Exercise aim
Of the lines in these entries, how many contain the string "Financials"? Give the number and nothing else.

Data entries
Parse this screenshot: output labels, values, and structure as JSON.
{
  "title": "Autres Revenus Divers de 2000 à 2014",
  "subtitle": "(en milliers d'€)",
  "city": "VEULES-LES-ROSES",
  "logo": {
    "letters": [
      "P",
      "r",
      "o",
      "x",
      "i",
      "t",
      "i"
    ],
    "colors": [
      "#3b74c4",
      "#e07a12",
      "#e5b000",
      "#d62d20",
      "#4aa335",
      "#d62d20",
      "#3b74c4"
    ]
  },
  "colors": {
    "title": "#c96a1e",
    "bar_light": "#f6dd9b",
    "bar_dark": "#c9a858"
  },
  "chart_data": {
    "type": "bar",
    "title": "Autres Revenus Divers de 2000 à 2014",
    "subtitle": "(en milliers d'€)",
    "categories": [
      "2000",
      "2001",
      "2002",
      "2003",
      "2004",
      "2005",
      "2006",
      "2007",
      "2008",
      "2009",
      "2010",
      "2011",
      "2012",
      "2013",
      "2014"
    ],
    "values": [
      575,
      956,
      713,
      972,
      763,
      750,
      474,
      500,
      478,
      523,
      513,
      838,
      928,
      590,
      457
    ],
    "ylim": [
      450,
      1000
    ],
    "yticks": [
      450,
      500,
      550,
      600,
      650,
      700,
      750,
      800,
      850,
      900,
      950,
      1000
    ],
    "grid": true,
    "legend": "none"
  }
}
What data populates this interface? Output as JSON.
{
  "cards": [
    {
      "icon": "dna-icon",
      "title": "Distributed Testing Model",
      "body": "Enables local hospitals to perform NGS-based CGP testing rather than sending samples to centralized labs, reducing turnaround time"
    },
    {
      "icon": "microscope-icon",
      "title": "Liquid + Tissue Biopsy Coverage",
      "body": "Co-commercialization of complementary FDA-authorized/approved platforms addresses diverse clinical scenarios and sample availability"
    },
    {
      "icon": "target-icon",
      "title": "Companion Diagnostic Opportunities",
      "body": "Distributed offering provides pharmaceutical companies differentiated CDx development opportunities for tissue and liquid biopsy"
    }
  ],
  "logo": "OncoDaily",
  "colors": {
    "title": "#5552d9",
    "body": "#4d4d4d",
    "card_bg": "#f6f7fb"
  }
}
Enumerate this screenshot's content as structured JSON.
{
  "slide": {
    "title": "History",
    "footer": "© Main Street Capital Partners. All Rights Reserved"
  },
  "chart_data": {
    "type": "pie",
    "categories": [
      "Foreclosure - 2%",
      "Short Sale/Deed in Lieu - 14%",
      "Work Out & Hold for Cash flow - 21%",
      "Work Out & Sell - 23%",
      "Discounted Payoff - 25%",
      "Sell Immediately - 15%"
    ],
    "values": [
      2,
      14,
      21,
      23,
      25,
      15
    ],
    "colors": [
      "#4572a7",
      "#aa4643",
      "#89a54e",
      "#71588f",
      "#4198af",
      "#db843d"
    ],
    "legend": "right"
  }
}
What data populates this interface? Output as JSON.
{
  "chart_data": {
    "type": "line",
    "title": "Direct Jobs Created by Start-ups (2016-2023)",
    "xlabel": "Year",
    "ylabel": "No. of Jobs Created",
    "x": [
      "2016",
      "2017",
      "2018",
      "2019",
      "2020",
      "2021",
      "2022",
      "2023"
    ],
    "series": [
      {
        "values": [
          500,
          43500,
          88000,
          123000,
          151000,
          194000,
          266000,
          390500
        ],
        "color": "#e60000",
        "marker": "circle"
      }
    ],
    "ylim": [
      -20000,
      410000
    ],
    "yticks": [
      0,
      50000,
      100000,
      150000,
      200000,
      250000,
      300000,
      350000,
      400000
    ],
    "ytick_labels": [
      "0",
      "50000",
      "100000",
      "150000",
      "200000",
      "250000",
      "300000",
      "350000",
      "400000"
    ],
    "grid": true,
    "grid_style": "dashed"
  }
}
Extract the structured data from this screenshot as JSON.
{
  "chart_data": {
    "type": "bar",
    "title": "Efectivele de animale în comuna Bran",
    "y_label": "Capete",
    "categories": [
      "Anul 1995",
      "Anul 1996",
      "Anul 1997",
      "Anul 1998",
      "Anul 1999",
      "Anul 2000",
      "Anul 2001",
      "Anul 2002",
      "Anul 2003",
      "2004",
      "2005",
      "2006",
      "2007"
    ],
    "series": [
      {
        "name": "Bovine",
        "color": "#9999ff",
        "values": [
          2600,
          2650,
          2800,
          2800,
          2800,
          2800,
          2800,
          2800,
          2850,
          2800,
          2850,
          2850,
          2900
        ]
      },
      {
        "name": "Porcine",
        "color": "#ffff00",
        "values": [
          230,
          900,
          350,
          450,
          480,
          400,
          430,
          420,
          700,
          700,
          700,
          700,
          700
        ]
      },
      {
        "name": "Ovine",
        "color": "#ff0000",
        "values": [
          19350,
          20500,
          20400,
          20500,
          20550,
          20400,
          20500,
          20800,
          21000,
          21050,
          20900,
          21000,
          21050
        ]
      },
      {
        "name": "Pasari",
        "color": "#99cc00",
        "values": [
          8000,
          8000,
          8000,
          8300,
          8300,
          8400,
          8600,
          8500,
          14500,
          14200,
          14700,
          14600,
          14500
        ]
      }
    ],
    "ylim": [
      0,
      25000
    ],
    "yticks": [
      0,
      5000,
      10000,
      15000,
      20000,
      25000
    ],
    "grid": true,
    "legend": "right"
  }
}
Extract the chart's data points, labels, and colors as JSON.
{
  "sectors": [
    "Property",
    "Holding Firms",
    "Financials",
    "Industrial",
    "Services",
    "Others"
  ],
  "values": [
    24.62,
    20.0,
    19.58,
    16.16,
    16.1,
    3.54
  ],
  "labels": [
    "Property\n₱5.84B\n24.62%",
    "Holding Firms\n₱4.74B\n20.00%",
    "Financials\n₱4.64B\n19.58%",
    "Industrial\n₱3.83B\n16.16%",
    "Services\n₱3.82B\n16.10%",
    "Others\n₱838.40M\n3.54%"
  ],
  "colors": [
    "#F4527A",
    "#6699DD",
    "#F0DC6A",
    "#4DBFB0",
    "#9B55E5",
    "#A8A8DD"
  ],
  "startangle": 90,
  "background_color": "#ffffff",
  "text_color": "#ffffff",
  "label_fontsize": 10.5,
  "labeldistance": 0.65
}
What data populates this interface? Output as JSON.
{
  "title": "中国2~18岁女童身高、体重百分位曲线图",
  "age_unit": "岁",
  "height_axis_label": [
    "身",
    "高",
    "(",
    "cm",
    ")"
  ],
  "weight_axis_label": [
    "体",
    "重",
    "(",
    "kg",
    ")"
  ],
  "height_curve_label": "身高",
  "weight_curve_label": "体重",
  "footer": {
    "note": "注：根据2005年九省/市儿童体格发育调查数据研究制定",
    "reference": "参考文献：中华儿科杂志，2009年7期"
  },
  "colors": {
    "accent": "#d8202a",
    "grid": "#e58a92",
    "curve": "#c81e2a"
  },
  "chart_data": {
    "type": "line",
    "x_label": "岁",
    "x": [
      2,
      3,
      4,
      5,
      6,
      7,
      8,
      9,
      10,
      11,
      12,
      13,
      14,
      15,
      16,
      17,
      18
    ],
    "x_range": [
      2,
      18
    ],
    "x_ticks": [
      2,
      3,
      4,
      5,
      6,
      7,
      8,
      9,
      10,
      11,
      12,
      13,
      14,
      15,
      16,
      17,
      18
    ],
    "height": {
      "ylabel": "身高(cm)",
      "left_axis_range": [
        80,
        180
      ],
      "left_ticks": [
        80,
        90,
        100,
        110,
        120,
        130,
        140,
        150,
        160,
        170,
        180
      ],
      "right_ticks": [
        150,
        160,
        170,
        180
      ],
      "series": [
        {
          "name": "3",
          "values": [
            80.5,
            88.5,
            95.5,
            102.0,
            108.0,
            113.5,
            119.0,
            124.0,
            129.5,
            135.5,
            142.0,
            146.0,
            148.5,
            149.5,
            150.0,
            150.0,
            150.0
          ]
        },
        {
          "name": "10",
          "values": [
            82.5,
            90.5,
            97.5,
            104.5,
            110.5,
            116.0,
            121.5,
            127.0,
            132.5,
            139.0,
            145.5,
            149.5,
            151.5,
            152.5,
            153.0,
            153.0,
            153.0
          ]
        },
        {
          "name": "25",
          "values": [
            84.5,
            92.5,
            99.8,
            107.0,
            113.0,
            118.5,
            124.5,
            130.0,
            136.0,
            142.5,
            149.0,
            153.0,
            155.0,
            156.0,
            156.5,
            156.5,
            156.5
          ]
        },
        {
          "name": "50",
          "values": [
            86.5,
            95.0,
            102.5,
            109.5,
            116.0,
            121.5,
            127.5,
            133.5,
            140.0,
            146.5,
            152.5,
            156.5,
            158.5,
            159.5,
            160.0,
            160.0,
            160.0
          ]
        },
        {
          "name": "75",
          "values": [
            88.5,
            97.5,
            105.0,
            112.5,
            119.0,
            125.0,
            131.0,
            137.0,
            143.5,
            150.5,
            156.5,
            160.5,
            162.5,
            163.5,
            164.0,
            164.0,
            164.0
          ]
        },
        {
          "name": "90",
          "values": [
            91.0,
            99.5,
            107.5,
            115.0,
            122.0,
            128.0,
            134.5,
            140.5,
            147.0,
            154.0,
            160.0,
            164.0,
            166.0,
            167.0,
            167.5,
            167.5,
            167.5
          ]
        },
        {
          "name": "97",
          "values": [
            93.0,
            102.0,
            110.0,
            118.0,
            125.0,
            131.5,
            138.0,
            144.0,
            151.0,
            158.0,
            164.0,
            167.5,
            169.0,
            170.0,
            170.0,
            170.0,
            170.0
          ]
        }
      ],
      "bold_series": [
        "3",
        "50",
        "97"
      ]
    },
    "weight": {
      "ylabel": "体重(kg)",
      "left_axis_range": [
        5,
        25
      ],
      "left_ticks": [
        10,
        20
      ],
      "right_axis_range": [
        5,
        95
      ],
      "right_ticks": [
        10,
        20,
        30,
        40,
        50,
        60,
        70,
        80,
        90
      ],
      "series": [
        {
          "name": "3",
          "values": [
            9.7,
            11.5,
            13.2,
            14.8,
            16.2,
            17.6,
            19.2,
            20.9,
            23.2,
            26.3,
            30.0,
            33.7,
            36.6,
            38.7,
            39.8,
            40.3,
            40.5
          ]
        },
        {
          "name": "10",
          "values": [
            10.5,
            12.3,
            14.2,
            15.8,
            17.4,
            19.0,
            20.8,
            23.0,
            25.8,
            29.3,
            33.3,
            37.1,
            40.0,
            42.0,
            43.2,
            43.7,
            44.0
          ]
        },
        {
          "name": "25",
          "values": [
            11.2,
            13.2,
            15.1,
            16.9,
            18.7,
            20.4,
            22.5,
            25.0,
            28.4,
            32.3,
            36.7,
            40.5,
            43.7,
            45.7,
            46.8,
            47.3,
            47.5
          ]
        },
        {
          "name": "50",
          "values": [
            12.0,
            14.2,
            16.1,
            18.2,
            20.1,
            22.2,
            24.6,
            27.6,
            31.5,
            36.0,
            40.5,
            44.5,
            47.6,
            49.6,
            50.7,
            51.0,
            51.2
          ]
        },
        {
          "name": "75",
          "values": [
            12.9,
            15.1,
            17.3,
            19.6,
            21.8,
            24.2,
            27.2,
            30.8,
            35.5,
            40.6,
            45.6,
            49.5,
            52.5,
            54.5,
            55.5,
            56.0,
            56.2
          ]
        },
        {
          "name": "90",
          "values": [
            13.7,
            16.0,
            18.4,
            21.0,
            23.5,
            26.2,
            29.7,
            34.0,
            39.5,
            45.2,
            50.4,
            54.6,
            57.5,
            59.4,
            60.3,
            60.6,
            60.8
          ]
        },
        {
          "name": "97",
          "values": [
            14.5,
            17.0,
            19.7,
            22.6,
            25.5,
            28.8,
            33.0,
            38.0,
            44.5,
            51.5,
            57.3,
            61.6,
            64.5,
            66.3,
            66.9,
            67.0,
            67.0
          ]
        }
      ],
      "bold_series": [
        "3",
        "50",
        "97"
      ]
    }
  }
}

Expected output
2